**Some items:**
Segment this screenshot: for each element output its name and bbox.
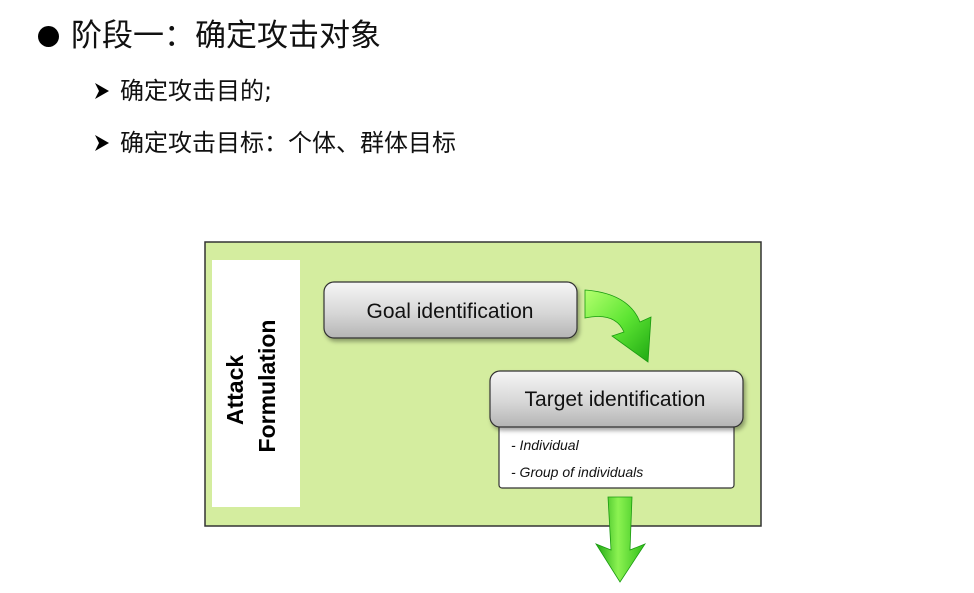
goal-identification-label: Goal identification xyxy=(367,300,534,323)
attack-formulation-diagram: Attack Formulation Goal identification -… xyxy=(204,241,762,583)
target-detail-group: - Group of individuals xyxy=(511,464,643,480)
side-label-attack: Attack xyxy=(222,355,248,426)
target-identification-label: Target identification xyxy=(525,388,706,411)
side-label-formulation: Formulation xyxy=(254,320,280,453)
target-detail-individual: - Individual xyxy=(511,437,580,453)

**Set task:** Rewrite every line of the items above as a numbered list, skipping blank lines and leaving out the pictures.

**Full solution:**
1. Segment this screenshot: for each element output its name and bbox.
2. goal-identification-label: Goal identification xyxy=(367,300,534,323)
3. attack-formulation-diagram: Attack Formulation Goal identification -… xyxy=(204,241,762,583)
4. target-detail-group: - Group of individuals xyxy=(511,464,643,480)
5. side-label-attack: Attack xyxy=(222,355,248,426)
6. target-identification-label: Target identification xyxy=(525,388,706,411)
7. side-label-formulation: Formulation xyxy=(254,320,280,453)
8. target-detail-individual: - Individual xyxy=(511,437,580,453)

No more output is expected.